Date of Report (Date of earliest event reported): February 17, 2023
 
SKILLZ INC.
(Exact name of registrant as specified in its charter)
Delaware 001-39243 84-4478274
(State or other jurisdiction
of incorporation)
 (Commission
File Number)
 (IRS Employer
Identification No.)
PO Box 445
San Francisco, California 94104
(Address of principal executive offices, including zip code)
 
Registrant’s telephone number, including area code: (415) 762-0511
 
Not Applicable
(Former name or former address, if changed since last report)
 
Check the appropriate box below if the Form 8-K filing is intended to simultaneously satisfy the filing obligation of the registrant under any of the following provisions:
 
Written communications pursuant to Rule 425 under the Securities Act (17 CFR 230.425)
  
Soliciting material pursuant to Rule 14a-12 under the Exchange Act (17 CFR 240.14a-12)
  
Pre-commencement communications pursuant to Rule 14d-2(b) under the Exchange Act (17 CFR 240.14d-2(b))
  
Pre-commencement communications pursuant to Rule 13e-4(c) under the Exchange Act (17 CFR 240.13e-4(c))

▸ The tasks:
1. List every rule named in the check-box items of the Skillz Form 8-K cover page.
2. Write out the part of the Skillz cover page starting with "Registrant’s telephone number, including" and going on through "(17 CFR 240.14d-2(b))".
3. Pick up the Skillz Form 8-K cover page from its last line and keep writing.
You won't need the rows for any of this.

▸ Raw records:

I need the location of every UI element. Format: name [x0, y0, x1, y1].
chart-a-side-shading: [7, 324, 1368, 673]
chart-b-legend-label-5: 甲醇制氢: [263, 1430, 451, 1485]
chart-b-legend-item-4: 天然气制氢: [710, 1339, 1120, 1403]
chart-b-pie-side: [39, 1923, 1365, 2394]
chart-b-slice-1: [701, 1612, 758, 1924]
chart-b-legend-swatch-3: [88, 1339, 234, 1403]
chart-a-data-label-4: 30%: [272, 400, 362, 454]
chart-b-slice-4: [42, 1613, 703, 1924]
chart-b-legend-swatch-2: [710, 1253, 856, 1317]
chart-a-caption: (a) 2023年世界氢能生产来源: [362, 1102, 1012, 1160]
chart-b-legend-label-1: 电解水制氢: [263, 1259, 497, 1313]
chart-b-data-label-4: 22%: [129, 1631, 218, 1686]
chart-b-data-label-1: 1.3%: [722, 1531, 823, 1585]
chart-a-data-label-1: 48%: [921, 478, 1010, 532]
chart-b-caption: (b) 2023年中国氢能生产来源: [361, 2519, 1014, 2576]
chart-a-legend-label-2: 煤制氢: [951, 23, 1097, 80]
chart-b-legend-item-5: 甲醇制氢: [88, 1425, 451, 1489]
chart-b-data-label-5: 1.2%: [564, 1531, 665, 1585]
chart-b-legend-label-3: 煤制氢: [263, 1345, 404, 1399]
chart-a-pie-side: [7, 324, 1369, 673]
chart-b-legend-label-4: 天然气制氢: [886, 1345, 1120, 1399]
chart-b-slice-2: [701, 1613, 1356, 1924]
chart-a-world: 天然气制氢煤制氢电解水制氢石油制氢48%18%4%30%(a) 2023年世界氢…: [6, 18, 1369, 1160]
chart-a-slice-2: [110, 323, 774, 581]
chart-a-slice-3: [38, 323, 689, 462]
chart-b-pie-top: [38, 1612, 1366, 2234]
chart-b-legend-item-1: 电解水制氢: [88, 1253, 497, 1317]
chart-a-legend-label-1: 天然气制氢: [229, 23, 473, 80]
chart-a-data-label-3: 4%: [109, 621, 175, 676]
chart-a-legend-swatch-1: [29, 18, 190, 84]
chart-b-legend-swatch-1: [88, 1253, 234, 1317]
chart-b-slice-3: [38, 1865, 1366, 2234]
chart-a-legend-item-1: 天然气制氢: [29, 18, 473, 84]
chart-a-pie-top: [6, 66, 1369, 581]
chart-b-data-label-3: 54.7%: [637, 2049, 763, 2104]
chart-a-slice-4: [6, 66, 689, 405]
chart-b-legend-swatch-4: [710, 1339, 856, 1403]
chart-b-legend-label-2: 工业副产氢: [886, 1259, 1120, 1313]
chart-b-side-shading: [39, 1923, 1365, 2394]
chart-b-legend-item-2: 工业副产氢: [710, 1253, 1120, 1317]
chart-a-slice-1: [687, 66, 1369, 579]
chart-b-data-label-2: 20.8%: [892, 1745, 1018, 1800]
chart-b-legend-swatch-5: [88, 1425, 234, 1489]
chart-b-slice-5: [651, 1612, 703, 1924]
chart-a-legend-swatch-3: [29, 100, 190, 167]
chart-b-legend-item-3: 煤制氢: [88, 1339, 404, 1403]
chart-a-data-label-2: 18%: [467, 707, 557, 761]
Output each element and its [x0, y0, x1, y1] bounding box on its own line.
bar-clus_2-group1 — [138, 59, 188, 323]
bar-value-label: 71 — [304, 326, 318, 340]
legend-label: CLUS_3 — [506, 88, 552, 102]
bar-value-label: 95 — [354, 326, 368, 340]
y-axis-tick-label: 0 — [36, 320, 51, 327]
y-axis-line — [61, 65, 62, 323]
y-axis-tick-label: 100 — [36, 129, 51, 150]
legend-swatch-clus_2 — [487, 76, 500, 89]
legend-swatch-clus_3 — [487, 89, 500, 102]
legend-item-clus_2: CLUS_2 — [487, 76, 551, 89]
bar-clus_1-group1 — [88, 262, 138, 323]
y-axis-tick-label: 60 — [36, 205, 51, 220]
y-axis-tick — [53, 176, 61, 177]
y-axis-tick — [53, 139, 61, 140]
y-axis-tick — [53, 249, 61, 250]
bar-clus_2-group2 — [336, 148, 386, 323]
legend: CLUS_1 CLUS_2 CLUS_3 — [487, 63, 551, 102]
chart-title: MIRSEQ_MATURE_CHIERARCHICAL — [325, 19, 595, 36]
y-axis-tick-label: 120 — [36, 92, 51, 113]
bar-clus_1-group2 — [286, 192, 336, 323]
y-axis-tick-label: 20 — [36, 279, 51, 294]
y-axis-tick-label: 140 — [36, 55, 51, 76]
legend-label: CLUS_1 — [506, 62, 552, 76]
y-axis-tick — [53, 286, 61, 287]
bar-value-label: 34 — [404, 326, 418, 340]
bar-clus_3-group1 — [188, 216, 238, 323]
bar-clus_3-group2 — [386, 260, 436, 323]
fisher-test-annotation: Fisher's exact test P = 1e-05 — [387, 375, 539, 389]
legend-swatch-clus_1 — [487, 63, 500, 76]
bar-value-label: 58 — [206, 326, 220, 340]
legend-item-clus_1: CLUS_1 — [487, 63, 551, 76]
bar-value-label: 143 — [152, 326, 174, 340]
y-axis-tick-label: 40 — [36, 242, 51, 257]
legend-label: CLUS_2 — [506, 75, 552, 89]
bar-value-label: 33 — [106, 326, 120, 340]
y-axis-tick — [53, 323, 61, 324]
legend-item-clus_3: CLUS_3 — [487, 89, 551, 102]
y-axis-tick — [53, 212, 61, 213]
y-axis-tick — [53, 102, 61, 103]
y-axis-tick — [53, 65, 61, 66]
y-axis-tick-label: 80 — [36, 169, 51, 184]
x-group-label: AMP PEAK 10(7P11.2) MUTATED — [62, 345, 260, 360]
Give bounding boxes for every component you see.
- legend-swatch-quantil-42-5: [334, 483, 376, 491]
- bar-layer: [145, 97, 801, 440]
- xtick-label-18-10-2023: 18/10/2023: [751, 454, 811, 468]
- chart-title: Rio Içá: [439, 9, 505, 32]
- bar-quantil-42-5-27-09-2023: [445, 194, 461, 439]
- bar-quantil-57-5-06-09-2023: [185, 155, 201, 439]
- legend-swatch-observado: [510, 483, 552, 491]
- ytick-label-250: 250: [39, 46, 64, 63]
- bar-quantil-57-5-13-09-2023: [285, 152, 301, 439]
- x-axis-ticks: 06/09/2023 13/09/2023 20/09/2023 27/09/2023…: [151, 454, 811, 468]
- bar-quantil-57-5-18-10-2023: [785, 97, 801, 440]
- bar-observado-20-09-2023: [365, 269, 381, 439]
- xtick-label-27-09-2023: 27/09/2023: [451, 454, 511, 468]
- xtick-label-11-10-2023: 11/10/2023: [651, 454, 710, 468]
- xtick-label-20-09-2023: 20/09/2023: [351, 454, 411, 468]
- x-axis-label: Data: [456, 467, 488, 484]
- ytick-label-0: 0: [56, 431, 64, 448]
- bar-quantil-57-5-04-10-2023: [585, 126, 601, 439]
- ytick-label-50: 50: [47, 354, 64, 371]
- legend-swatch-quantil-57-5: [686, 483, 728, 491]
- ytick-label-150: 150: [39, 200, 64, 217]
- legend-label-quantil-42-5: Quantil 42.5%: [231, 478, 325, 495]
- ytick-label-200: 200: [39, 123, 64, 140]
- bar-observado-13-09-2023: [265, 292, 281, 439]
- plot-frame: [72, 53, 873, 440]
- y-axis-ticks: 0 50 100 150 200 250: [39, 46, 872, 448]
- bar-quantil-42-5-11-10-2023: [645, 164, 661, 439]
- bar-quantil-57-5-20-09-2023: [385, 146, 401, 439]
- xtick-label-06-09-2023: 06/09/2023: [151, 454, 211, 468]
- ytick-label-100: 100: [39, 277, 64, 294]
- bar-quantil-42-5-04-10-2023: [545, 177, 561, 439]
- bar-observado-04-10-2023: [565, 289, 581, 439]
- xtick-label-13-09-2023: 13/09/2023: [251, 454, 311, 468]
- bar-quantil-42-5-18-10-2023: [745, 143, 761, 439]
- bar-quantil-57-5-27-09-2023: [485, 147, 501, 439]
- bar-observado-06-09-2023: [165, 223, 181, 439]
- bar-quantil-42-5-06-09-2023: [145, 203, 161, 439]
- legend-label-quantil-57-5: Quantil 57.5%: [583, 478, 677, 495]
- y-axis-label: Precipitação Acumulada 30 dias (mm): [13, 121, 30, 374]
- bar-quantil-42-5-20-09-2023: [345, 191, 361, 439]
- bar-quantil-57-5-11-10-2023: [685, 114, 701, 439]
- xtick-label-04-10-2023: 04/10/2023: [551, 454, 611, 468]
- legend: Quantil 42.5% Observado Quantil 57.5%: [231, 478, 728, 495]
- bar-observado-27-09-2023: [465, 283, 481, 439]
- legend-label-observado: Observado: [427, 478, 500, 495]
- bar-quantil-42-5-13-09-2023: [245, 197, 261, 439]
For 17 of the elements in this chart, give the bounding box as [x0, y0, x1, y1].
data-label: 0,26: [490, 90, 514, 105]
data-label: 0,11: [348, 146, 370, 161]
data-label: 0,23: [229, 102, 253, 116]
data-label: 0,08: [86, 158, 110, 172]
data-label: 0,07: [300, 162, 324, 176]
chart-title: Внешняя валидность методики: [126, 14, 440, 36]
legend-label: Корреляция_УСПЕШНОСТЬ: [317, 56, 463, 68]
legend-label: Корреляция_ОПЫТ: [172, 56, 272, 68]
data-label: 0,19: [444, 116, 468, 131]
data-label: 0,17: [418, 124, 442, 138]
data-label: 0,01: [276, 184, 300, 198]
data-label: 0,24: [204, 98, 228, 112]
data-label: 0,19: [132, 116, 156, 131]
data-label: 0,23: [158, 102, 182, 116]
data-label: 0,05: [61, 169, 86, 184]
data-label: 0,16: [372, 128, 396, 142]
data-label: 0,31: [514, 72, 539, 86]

▸ Final results:
1. Rule 425, Rule 14a-12, Rule 14d-2(b), Rule 13e-4(c)

2.
Registrant’s telephone number, including area code: (415) 762-0511
 
Not Applicable
(Former name or former address, if changed since last report)
 
Check the appropriate box below if the Form 8-K filing is intended to simultaneously satisfy the filing obligation of the registrant under any of the following provisions:
 
Written communications pursuant to Rule 425 under the Securities Act (17 CFR 230.425)
  
Soliciting material pursuant to Rule 14a-12 under the Exchange Act (17 CFR 240.14a-12)
  
Pre-commencement communications pursuant to Rule 14d-2(b) under the Exchange Act (17 CFR 240.14d-2(b))

3.
Securities registered pursuant to Section 12(b) of the Act:
Title of each class Trading Symbol(s) Name of each exchange on which
registered
Class A common stock, par value $0.0001 per share
 SKLZ NYSE
 
Indicate by check mark whether the registrant is an emerging growth company as defined in Rule 405 of the Securities Act of 1933 (§230.405 of this chapter) or Rule 12b-2 of the Securities Exchange Act of 1934 (§240.12b-2 of this chapter).
 
Emerging growth company
 
If an emerging growth company, indicate by check mark if the registrant has elected not to use the extended transition period for complying with any new or revised financial accounting standards provided pursuant to Section 13(a) of the Exchange Act.



Item 5.02. Departure of Directors or Certain Officers; Election of Directors; Appointment of Certain Officers; Compensatory Arrangements of Certain Officers.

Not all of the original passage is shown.